Required work —
How many of the lines here include "Kabita"? Answer with a single number.

# # # # #

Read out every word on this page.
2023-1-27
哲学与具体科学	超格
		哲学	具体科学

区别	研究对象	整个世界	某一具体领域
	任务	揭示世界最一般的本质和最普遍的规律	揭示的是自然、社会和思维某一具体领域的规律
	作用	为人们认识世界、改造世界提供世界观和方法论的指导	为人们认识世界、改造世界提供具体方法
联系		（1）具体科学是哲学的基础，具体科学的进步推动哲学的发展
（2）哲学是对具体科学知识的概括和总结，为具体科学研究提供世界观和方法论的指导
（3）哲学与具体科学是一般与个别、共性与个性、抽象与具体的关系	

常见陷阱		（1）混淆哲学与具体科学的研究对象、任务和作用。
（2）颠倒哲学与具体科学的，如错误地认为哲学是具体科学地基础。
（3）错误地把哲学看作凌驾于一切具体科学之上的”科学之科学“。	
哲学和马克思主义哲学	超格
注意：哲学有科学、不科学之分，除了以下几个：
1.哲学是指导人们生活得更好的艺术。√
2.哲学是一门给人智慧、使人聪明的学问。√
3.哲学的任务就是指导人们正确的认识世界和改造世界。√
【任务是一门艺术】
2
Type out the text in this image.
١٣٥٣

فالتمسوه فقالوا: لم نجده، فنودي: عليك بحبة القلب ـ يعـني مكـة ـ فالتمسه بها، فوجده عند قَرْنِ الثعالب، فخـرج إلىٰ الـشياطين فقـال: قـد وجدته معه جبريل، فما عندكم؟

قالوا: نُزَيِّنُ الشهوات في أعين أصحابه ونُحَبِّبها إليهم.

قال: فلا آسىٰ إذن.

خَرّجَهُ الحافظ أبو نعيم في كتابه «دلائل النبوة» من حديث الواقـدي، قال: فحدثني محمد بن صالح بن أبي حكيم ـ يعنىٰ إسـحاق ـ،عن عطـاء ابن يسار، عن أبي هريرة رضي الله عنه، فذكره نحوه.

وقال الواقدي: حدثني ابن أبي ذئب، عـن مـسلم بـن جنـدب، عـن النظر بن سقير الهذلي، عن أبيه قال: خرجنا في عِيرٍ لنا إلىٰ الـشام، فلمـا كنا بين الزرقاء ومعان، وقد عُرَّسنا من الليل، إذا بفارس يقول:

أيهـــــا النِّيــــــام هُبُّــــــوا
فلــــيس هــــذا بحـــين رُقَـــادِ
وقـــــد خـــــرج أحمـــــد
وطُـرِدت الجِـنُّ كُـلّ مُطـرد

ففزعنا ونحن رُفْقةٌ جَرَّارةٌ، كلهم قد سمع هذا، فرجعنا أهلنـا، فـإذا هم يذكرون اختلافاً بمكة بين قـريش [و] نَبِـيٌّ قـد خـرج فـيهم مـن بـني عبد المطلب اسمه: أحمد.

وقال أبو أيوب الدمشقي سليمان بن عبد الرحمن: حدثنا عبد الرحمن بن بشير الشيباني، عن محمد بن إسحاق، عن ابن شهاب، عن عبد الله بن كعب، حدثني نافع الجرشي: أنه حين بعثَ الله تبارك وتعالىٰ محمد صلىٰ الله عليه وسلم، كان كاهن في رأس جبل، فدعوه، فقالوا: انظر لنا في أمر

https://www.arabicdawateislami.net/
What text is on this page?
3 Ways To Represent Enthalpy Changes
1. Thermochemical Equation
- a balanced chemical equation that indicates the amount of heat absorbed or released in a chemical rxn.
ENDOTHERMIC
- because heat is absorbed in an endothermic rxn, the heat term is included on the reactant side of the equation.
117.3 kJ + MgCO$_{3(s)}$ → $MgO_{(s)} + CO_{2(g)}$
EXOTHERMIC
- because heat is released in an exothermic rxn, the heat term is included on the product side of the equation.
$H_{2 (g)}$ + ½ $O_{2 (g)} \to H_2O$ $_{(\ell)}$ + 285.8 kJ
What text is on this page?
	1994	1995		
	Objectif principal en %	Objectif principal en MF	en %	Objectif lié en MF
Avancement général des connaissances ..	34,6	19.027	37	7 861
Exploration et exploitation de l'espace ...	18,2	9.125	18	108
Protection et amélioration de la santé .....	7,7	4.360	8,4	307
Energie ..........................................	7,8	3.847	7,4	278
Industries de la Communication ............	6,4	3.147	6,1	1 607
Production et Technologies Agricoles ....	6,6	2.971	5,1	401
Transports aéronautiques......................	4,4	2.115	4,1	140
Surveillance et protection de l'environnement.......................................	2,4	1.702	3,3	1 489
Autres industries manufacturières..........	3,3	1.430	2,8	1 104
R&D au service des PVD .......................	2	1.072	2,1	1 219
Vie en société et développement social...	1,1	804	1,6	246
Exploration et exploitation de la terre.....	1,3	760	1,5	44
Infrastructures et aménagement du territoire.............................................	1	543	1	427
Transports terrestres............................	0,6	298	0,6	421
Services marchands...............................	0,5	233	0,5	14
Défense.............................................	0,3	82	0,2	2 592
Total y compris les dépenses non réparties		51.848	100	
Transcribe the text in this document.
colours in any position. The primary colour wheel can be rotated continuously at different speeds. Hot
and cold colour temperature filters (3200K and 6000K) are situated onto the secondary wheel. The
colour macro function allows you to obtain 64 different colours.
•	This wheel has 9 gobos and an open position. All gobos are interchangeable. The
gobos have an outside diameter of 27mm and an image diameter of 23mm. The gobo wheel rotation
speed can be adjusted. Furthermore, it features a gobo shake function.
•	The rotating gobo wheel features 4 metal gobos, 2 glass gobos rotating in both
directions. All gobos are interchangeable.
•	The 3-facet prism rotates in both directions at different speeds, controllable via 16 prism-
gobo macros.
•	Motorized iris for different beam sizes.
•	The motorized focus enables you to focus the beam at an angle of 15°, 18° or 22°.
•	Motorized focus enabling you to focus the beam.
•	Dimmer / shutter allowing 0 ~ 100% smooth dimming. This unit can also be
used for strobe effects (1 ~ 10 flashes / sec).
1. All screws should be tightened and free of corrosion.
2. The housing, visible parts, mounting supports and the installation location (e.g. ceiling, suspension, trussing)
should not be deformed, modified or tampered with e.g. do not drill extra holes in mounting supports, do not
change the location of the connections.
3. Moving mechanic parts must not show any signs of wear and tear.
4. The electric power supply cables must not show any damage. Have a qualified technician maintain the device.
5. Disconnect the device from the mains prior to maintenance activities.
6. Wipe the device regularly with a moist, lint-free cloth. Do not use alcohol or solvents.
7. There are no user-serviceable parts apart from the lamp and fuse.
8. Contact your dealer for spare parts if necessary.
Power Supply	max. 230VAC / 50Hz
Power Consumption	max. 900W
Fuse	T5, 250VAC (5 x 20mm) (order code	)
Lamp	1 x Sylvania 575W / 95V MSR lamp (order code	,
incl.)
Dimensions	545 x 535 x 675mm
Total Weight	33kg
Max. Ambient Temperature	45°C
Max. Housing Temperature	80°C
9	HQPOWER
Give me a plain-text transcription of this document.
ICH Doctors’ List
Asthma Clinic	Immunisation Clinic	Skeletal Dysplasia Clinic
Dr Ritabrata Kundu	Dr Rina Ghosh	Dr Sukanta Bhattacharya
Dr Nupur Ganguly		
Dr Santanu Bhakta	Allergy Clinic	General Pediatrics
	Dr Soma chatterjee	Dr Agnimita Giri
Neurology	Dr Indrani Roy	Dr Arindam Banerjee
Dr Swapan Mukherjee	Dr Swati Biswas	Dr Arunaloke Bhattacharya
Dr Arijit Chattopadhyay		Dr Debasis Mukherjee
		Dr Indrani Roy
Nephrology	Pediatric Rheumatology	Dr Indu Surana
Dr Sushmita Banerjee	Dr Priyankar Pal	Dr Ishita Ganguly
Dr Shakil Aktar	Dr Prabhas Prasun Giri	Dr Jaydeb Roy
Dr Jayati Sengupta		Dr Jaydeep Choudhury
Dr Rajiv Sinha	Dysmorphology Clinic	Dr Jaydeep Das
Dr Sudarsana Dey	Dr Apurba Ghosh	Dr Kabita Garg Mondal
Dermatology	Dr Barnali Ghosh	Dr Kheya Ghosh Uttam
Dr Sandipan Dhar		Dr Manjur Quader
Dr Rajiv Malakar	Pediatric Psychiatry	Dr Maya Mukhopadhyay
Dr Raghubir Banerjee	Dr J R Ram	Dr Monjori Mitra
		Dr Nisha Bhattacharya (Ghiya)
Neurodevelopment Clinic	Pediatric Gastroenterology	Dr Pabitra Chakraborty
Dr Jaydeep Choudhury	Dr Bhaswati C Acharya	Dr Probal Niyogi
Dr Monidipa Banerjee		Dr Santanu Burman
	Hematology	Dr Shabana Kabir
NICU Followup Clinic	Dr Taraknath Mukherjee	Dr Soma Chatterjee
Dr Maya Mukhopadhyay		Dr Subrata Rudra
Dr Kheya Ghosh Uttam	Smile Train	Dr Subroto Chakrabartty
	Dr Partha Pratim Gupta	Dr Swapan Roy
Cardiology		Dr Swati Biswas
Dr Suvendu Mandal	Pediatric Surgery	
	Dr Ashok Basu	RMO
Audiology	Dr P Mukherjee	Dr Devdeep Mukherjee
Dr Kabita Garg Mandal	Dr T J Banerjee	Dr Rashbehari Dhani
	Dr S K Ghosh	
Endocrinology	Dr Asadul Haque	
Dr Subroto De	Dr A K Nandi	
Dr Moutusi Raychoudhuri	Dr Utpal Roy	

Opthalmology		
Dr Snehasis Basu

# # # # #

Output for this task —
2